Stored dataset items
----------

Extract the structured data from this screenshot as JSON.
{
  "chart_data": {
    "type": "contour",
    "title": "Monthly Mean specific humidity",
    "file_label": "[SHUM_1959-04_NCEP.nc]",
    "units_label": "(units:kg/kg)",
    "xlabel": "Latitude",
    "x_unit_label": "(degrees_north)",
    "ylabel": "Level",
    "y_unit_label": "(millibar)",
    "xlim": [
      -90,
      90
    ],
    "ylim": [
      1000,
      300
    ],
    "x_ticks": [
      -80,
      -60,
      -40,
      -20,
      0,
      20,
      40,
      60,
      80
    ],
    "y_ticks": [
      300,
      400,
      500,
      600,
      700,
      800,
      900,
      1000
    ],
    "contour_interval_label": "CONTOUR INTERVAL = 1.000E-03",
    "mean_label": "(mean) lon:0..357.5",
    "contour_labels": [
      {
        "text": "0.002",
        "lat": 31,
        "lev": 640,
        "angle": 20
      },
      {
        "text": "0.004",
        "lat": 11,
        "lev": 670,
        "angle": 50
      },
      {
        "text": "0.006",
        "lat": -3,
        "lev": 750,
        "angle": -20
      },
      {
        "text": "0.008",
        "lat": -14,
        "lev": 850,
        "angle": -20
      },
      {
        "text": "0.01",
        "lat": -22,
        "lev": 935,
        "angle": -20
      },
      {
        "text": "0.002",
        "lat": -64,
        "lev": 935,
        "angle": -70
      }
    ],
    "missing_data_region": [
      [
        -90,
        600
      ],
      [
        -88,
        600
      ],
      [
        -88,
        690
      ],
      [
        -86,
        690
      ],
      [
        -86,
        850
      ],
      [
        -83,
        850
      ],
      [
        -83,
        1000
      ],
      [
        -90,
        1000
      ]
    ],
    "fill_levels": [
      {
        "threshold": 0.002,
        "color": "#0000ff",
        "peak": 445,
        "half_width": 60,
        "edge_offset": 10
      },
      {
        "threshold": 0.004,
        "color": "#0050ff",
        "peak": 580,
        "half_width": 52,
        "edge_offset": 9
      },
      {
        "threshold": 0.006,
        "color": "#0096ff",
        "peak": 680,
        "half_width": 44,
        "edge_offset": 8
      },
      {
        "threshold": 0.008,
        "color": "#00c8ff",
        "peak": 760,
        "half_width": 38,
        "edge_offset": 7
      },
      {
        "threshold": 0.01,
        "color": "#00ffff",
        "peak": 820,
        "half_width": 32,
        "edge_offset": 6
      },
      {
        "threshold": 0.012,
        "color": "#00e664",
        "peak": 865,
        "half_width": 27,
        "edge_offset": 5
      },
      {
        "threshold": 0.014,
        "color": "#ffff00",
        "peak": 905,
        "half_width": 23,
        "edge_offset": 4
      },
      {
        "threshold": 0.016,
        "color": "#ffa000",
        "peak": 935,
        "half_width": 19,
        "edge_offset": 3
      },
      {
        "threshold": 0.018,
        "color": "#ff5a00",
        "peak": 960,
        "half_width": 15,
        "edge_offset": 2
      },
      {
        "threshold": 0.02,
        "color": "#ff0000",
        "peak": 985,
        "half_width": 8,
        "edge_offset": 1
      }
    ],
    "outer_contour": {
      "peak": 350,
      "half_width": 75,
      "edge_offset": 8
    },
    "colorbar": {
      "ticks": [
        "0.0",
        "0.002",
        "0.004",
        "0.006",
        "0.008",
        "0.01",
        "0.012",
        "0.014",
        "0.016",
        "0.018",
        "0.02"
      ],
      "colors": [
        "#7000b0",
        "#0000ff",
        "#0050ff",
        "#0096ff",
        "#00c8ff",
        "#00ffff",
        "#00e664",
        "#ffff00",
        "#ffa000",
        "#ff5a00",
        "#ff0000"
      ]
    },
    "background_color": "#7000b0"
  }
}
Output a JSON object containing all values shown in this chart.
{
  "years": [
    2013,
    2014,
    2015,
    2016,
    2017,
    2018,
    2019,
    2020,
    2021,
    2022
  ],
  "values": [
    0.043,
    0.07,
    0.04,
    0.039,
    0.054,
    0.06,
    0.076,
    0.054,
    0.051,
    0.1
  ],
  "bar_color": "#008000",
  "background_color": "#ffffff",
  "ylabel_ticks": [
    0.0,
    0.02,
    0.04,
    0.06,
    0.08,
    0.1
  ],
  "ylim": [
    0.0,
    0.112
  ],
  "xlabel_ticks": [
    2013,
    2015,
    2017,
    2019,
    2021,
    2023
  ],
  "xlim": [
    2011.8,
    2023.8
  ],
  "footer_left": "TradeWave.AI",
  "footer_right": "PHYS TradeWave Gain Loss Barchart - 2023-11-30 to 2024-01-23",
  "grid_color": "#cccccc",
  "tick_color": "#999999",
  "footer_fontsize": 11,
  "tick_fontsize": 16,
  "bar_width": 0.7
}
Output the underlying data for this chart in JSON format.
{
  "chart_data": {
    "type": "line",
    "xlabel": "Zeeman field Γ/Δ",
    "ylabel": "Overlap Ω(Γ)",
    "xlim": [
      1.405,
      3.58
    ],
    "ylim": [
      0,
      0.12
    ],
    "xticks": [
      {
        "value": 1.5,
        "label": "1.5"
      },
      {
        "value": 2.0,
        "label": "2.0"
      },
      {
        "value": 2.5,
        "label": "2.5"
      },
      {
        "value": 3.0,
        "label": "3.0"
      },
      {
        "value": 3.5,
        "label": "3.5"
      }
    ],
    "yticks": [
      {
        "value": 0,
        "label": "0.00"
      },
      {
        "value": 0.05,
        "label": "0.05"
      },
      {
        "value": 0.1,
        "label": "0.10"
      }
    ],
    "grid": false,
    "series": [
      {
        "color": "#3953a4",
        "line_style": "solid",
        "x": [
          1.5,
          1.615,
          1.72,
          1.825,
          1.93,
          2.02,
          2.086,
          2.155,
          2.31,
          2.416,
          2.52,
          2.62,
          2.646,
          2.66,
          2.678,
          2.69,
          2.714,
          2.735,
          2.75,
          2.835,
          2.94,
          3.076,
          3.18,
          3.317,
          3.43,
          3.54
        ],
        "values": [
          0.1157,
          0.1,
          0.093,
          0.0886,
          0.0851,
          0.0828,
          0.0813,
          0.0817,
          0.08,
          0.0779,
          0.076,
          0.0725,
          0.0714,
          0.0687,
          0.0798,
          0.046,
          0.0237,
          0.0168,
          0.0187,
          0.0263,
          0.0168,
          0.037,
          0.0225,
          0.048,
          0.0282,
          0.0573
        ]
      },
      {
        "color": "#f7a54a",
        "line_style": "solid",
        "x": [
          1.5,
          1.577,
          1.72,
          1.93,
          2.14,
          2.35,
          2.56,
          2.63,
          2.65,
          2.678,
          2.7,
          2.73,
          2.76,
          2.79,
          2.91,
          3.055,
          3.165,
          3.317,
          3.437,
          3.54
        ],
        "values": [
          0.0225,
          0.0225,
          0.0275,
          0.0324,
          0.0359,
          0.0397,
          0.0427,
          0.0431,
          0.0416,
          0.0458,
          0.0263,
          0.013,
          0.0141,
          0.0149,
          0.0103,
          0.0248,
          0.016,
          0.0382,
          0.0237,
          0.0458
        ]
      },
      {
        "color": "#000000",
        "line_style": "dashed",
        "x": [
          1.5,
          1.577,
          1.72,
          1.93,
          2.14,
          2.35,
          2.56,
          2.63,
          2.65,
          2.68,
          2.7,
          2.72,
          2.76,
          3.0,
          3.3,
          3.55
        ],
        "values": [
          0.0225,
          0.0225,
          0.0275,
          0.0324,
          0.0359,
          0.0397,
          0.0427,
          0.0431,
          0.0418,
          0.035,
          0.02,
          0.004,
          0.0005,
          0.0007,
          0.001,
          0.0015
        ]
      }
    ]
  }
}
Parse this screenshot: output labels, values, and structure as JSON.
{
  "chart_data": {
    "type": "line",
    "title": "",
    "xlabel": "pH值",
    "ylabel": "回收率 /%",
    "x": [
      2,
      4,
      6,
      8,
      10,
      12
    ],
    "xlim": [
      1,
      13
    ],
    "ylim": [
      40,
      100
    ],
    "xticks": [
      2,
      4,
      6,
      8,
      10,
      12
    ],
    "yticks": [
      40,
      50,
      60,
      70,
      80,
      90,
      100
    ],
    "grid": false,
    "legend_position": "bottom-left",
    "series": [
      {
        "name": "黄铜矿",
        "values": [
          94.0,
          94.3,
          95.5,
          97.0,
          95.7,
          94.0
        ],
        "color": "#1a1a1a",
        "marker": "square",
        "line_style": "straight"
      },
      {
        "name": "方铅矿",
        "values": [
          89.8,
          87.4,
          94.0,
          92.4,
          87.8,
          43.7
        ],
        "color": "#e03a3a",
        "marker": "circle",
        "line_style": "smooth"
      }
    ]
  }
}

----------

**What is needed**
Give the count of lines in the data shown above that contain "JSON", and nothing else.

**Output of the task**
4